▶ **DIRECTIONS FOR THIS TASK**
Lift every line from the entries that includes the word "category".

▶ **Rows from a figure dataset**

[Begin]

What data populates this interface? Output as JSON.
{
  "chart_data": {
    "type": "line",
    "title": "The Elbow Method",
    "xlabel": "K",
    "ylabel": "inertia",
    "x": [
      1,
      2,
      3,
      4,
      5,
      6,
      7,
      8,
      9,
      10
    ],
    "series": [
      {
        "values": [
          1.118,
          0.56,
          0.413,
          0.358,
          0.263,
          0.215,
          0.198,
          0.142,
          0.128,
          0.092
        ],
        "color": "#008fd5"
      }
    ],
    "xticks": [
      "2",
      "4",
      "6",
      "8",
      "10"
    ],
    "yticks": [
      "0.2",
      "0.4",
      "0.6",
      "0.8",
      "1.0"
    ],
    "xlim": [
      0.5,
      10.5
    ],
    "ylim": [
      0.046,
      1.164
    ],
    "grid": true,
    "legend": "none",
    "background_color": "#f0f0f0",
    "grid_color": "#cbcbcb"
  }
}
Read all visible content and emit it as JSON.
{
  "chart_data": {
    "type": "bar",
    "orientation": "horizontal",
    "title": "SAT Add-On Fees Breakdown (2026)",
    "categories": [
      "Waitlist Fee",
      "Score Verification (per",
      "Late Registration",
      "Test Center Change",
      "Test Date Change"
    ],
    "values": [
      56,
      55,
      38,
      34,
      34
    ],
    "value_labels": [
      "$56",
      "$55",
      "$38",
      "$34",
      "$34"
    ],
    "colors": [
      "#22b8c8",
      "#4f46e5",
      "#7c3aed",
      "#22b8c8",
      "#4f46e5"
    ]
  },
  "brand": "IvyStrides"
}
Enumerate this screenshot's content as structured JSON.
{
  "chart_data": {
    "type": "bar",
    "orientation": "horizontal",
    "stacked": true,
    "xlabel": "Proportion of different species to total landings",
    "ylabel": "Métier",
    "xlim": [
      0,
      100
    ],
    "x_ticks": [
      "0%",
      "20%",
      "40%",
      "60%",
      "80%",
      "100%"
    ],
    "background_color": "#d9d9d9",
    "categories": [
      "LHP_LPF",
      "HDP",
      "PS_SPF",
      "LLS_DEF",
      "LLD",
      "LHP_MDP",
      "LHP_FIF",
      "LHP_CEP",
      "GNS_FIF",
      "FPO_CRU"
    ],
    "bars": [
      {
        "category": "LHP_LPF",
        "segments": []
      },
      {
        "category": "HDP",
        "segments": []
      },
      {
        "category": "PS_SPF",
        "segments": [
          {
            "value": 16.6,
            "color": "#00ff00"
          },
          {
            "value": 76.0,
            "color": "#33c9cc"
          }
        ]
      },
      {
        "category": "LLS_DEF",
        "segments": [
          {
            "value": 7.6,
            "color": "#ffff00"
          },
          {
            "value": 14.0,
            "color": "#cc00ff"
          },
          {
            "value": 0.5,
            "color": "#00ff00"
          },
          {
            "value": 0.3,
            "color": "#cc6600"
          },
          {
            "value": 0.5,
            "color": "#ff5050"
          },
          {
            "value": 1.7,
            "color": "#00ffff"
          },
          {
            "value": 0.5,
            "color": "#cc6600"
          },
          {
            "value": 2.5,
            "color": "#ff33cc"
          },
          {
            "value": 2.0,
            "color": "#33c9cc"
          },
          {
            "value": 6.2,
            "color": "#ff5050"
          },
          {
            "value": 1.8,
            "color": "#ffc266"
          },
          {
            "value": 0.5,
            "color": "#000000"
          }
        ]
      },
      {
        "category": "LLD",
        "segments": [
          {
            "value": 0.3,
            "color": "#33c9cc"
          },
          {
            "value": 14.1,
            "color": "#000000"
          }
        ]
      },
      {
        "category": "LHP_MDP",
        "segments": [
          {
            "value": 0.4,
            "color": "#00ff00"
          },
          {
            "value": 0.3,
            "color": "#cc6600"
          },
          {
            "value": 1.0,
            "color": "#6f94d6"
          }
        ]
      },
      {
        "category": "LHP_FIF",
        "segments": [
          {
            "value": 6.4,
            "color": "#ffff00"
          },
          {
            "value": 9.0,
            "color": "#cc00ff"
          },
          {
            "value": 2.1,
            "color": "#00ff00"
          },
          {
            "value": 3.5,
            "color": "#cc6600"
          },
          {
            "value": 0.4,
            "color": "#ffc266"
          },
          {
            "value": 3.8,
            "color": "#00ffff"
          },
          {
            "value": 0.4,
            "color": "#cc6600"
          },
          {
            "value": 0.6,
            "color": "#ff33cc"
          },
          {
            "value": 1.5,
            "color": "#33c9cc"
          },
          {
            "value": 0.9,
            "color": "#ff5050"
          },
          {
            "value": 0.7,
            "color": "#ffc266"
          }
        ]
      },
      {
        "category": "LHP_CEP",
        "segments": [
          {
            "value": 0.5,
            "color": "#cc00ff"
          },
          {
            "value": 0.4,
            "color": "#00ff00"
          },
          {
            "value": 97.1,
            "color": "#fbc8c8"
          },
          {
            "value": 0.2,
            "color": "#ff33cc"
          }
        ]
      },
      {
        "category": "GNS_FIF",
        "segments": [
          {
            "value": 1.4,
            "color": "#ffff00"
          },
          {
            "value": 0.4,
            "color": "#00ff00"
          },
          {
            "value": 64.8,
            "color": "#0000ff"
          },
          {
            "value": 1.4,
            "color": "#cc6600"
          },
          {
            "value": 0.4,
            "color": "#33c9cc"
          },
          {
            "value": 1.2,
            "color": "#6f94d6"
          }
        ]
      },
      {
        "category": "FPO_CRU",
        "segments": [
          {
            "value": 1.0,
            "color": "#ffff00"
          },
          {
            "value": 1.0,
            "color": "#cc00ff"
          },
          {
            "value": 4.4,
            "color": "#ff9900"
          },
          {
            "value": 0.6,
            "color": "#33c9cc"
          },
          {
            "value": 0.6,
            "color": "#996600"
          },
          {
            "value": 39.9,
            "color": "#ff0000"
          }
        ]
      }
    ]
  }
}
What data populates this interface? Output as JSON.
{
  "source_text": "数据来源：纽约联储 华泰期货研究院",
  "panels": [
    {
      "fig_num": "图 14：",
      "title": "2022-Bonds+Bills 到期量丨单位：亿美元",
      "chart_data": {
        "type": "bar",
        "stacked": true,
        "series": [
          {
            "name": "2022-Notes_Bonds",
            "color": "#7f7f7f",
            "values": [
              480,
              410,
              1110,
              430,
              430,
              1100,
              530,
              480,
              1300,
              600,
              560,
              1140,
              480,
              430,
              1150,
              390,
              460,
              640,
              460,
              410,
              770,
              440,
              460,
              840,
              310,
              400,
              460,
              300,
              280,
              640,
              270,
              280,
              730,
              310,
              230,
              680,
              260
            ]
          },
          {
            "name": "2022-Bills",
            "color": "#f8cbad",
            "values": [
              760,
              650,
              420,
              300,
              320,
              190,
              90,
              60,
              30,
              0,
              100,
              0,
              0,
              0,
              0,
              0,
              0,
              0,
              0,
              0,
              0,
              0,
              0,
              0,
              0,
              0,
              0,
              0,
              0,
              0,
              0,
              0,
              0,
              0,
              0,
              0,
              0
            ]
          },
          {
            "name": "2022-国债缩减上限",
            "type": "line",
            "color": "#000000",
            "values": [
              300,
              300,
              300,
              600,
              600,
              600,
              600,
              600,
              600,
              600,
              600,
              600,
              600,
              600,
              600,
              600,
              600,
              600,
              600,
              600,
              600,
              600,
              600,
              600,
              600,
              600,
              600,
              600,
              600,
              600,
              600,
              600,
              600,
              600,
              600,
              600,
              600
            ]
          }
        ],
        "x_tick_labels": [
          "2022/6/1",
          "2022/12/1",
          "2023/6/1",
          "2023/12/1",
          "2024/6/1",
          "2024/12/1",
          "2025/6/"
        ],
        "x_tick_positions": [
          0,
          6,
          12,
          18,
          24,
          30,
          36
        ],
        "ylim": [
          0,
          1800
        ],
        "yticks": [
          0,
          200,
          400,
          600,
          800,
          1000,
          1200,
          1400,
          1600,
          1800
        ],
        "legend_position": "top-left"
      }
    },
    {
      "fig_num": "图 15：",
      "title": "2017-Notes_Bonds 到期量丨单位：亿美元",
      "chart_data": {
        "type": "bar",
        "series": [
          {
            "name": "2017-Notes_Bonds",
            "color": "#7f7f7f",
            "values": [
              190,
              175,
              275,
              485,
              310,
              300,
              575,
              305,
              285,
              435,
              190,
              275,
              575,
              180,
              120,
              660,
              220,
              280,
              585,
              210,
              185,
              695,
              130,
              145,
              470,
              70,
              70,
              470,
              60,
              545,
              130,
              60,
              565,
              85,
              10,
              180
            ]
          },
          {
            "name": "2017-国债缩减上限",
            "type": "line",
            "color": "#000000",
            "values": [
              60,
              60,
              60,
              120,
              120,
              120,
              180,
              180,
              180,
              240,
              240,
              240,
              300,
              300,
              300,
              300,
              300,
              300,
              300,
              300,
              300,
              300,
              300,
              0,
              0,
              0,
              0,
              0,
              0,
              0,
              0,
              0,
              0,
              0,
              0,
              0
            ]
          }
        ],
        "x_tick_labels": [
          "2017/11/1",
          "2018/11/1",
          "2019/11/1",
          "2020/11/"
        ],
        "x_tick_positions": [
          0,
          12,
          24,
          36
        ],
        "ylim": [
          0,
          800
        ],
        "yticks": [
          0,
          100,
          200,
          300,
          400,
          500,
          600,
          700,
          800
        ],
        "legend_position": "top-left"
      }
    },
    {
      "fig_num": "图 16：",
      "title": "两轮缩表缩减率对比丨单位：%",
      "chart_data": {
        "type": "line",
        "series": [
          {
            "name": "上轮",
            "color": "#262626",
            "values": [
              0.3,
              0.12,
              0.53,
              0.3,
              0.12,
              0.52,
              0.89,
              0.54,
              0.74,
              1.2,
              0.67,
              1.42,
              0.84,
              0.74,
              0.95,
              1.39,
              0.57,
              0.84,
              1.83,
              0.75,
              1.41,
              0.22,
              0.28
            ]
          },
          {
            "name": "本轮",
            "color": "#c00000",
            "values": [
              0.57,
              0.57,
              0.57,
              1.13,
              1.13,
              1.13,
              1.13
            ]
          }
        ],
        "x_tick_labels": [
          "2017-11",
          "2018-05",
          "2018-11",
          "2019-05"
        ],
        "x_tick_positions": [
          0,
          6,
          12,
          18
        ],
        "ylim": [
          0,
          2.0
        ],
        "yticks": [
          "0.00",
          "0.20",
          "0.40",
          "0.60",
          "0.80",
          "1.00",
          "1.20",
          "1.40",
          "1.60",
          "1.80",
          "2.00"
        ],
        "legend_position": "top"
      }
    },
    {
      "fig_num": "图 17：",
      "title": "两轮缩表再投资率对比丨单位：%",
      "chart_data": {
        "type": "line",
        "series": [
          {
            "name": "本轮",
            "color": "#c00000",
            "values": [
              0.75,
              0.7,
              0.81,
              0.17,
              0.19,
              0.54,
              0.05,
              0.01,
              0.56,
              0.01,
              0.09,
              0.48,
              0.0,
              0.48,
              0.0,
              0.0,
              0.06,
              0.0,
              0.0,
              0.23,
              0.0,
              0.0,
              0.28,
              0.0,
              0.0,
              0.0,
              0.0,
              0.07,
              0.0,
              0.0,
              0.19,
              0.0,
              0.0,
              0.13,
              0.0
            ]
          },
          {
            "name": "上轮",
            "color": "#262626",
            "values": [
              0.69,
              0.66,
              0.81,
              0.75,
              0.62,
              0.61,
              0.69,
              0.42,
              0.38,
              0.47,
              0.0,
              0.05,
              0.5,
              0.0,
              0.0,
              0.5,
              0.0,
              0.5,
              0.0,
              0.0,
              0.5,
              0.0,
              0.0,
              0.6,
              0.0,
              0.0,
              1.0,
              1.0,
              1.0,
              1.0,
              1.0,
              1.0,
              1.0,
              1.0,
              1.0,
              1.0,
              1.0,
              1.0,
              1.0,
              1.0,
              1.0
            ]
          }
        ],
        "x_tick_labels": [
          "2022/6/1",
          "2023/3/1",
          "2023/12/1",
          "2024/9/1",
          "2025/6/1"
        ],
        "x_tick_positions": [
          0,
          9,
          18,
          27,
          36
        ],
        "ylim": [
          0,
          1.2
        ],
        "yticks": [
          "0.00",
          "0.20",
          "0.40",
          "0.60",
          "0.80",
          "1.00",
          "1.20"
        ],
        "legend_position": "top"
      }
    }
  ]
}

[End]

▶ **THE RESULT**
        "category": "LHP_LPF",
        "category": "HDP",
        "category": "PS_SPF",
        "category": "LLS_DEF",
        "category": "LLD",
        "category": "LHP_MDP",
        "category": "LHP_FIF",
        "category": "LHP_CEP",
        "category": "GNS_FIF",
        "category": "FPO_CRU",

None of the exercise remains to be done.